[start of Rows]
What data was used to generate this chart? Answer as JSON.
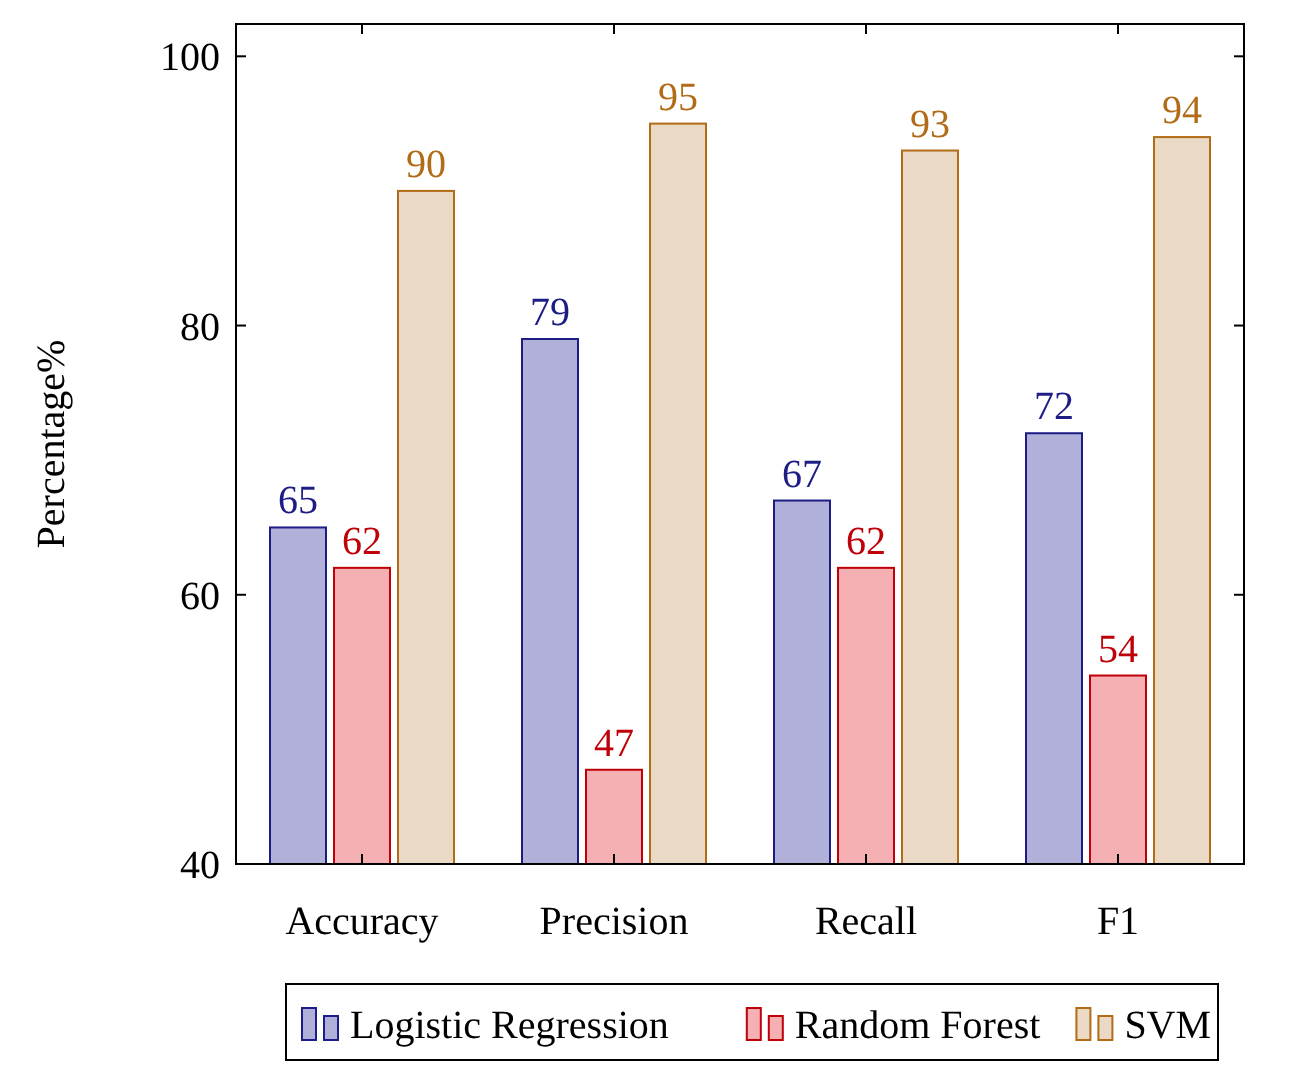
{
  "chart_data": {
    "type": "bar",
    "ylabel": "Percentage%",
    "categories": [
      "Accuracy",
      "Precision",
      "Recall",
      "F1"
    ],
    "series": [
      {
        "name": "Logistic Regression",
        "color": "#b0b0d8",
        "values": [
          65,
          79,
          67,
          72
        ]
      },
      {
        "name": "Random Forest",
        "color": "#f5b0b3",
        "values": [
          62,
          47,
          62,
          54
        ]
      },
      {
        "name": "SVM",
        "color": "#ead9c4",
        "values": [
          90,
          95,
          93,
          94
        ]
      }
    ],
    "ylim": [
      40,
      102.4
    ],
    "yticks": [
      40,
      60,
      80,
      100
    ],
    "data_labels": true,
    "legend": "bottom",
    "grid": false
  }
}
[end of Rows]
[start of Rows]
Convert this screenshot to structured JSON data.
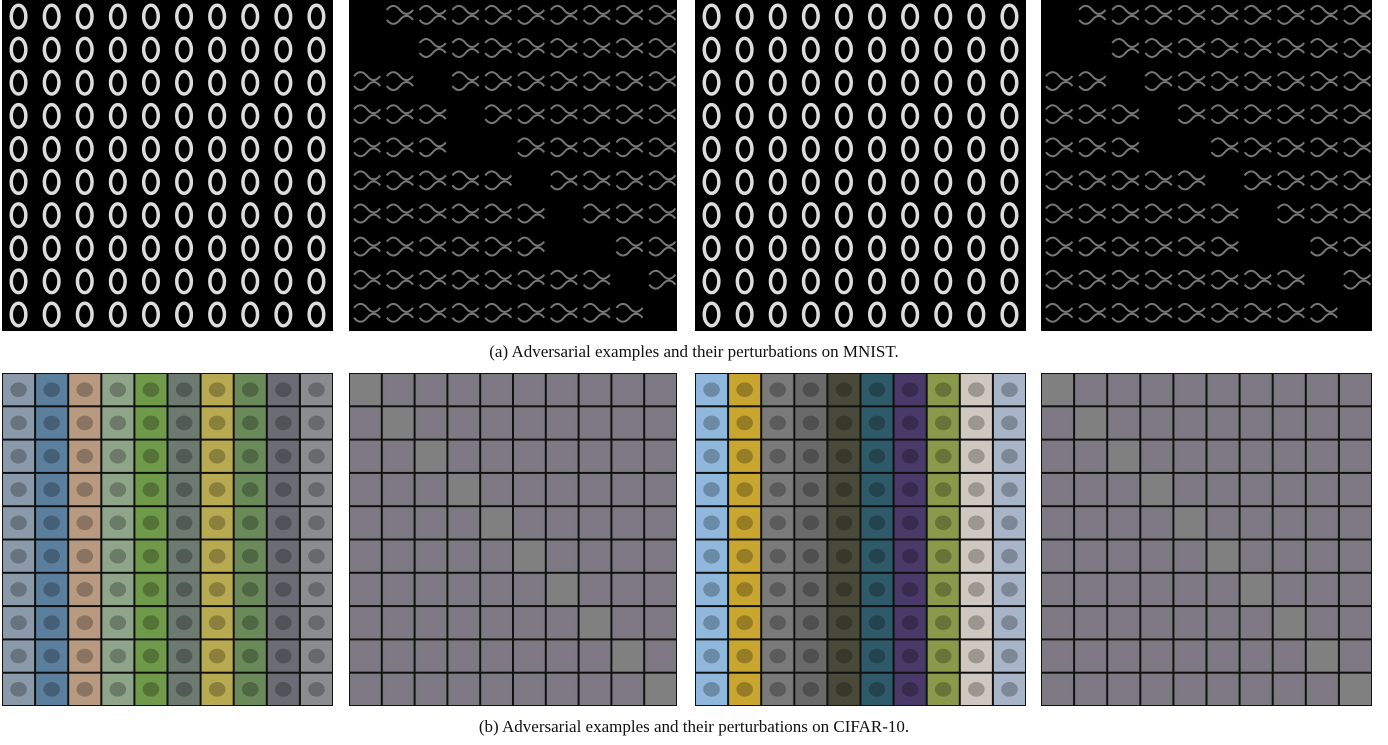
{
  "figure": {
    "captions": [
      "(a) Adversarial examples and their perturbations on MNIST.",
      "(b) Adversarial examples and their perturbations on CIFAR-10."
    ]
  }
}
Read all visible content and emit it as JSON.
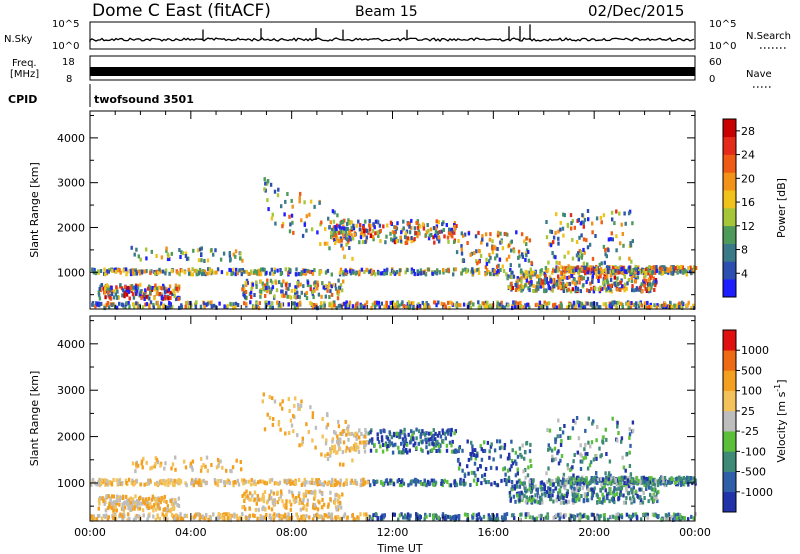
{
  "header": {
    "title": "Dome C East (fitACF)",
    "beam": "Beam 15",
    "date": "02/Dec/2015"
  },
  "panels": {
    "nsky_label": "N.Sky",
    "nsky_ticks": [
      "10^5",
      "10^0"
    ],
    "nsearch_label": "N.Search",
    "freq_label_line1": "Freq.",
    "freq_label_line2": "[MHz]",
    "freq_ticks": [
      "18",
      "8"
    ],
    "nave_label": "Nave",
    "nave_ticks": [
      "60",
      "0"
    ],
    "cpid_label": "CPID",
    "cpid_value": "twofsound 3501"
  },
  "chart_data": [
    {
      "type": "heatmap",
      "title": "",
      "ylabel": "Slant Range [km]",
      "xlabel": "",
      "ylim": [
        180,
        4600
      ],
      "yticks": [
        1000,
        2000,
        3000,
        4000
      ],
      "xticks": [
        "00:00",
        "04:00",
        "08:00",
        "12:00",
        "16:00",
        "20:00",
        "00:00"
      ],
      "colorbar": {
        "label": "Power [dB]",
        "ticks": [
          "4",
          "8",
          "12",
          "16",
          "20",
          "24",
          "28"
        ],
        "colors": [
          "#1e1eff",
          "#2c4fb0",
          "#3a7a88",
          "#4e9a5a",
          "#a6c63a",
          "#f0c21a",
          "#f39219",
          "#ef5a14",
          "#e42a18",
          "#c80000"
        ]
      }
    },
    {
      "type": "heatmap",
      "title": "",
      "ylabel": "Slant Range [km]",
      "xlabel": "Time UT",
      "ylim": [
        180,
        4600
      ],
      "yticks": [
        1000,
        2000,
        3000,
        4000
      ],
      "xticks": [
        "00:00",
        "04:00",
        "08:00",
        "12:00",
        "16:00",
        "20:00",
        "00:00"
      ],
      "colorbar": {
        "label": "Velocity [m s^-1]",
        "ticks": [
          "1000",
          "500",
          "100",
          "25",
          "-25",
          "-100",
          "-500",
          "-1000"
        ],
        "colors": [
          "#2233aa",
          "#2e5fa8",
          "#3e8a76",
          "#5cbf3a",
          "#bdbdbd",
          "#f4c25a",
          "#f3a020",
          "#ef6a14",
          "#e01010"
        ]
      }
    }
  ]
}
[end of Rows]
§ Required work
All lines holding the word "perturbations" should be picked out and copied.

§ Solution for this task
      "(a) Adversarial examples and their perturbations on MNIST.",
      "(b) Adversarial examples and their perturbations on CIFAR-10."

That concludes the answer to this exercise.